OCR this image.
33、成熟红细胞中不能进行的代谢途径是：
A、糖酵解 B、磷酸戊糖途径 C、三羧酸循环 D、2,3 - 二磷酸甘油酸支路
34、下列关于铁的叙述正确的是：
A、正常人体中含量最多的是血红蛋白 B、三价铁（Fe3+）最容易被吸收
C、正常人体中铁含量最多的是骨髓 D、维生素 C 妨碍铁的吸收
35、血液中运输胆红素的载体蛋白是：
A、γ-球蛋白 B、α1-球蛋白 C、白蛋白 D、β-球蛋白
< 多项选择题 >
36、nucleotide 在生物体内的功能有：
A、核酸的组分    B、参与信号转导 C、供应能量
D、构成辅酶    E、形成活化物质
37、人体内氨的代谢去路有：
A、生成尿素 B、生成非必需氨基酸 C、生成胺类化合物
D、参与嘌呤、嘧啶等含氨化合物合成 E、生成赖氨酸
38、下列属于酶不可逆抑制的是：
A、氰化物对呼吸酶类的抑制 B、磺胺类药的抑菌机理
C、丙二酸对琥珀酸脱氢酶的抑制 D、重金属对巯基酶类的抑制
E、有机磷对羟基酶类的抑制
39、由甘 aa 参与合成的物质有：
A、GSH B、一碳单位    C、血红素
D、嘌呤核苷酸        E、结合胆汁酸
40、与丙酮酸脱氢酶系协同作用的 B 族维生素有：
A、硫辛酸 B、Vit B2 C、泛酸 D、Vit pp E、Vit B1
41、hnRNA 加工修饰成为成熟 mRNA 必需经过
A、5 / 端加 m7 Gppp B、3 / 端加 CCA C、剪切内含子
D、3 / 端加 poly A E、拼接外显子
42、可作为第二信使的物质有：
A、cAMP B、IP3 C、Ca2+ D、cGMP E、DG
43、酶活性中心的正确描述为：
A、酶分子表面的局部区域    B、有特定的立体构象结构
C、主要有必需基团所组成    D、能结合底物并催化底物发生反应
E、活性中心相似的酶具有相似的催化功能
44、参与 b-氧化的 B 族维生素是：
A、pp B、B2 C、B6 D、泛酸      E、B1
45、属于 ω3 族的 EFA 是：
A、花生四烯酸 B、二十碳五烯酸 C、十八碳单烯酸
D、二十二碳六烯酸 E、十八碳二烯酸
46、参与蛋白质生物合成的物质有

Your instructions:
Reprint every entry exactly.

Your response:
OCR this image.
33、成熟红细胞中不能进行的代谢途径是：
A、糖酵解 B、磷酸戊糖途径 C、三羧酸循环 D、2,3 - 二磷酸甘油酸支路
34、下列关于铁的叙述正确的是：
A、正常人体中含量最多的是血红蛋白 B、三价铁（Fe3+）最容易被吸收
C、正常人体中铁含量最多的是骨髓 D、维生素 C 妨碍铁的吸收
35、血液中运输胆红素的载体蛋白是：
A、γ-球蛋白 B、α1-球蛋白 C、白蛋白 D、β-球蛋白
< 多项选择题 >
36、nucleotide 在生物体内的功能有：
A、核酸的组分    B、参与信号转导 C、供应能量
D、构成辅酶    E、形成活化物质
37、人体内氨的代谢去路有：
A、生成尿素 B、生成非必需氨基酸 C、生成胺类化合物
D、参与嘌呤、嘧啶等含氨化合物合成 E、生成赖氨酸
38、下列属于酶不可逆抑制的是：
A、氰化物对呼吸酶类的抑制 B、磺胺类药的抑菌机理
C、丙二酸对琥珀酸脱氢酶的抑制 D、重金属对巯基酶类的抑制
E、有机磷对羟基酶类的抑制
39、由甘 aa 参与合成的物质有：
A、GSH B、一碳单位    C、血红素
D、嘌呤核苷酸        E、结合胆汁酸
40、与丙酮酸脱氢酶系协同作用的 B 族维生素有：
A、硫辛酸 B、Vit B2 C、泛酸 D、Vit pp E、Vit B1
41、hnRNA 加工修饰成为成熟 mRNA 必需经过
A、5 / 端加 m7 Gppp B、3 / 端加 CCA C、剪切内含子
D、3 / 端加 poly A E、拼接外显子
42、可作为第二信使的物质有：
A、cAMP B、IP3 C、Ca2+ D、cGMP E、DG
43、酶活性中心的正确描述为：
A、酶分子表面的局部区域    B、有特定的立体构象结构
C、主要有必需基团所组成    D、能结合底物并催化底物发生反应
E、活性中心相似的酶具有相似的催化功能
44、参与 b-氧化的 B 族维生素是：
A、pp B、B2 C、B6 D、泛酸      E、B1
45、属于 ω3 族的 EFA 是：
A、花生四烯酸 B、二十碳五烯酸 C、十八碳单烯酸
D、二十二碳六烯酸 E、十八碳二烯酸
46、参与蛋白质生物合成的物质有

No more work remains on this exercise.